| Short problem |
Return all entries precisely as they stand, without the images.

| Listing |
+++

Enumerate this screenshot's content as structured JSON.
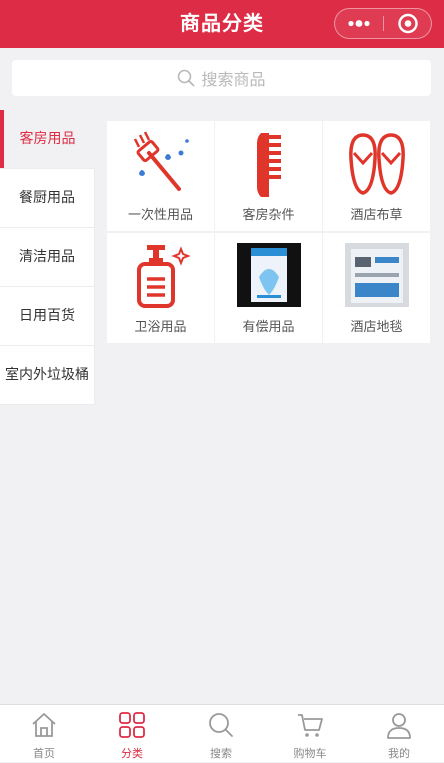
{
  "header": {
    "title": "商品分类"
  },
  "search": {
    "placeholder": "搜索商品"
  },
  "sidebar": {
    "items": [
      {
        "label": "客房用品",
        "active": true
      },
      {
        "label": "餐厨用品",
        "active": false
      },
      {
        "label": "清洁用品",
        "active": false
      },
      {
        "label": "日用百货",
        "active": false
      },
      {
        "label": "室内外垃圾桶",
        "active": false
      }
    ]
  },
  "categories": [
    {
      "label": "一次性用品",
      "icon": "toothbrush-icon"
    },
    {
      "label": "客房杂件",
      "icon": "comb-icon"
    },
    {
      "label": "酒店布草",
      "icon": "slippers-icon"
    },
    {
      "label": "卫浴用品",
      "icon": "soap-dispenser-icon"
    },
    {
      "label": "有偿用品",
      "icon": "product-box-image"
    },
    {
      "label": "酒店地毯",
      "icon": "carpet-box-image"
    }
  ],
  "tabbar": {
    "items": [
      {
        "label": "首页",
        "icon": "home-icon",
        "active": false
      },
      {
        "label": "分类",
        "icon": "category-grid-icon",
        "active": true
      },
      {
        "label": "搜索",
        "icon": "search-icon",
        "active": false
      },
      {
        "label": "购物车",
        "icon": "cart-icon",
        "active": false
      },
      {
        "label": "我的",
        "icon": "user-icon",
        "active": false
      }
    ]
  },
  "colors": {
    "accent": "#dd2c45",
    "background": "#f1f1f3",
    "tab_inactive": "#888888"
  }
}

+++

| Task solution |
Enumerate this screenshot's content as structured JSON.
{
  "header": {
    "title": "商品分类"
  },
  "search": {
    "placeholder": "搜索商品"
  },
  "sidebar": {
    "items": [
      {
        "label": "客房用品",
        "active": true
      },
      {
        "label": "餐厨用品",
        "active": false
      },
      {
        "label": "清洁用品",
        "active": false
      },
      {
        "label": "日用百货",
        "active": false
      },
      {
        "label": "室内外垃圾桶",
        "active": false
      }
    ]
  },
  "categories": [
    {
      "label": "一次性用品",
      "icon": "toothbrush-icon"
    },
    {
      "label": "客房杂件",
      "icon": "comb-icon"
    },
    {
      "label": "酒店布草",
      "icon": "slippers-icon"
    },
    {
      "label": "卫浴用品",
      "icon": "soap-dispenser-icon"
    },
    {
      "label": "有偿用品",
      "icon": "product-box-image"
    },
    {
      "label": "酒店地毯",
      "icon": "carpet-box-image"
    }
  ],
  "tabbar": {
    "items": [
      {
        "label": "首页",
        "icon": "home-icon",
        "active": false
      },
      {
        "label": "分类",
        "icon": "category-grid-icon",
        "active": true
      },
      {
        "label": "搜索",
        "icon": "search-icon",
        "active": false
      },
      {
        "label": "购物车",
        "icon": "cart-icon",
        "active": false
      },
      {
        "label": "我的",
        "icon": "user-icon",
        "active": false
      }
    ]
  },
  "colors": {
    "accent": "#dd2c45",
    "background": "#f1f1f3",
    "tab_inactive": "#888888"
  }
}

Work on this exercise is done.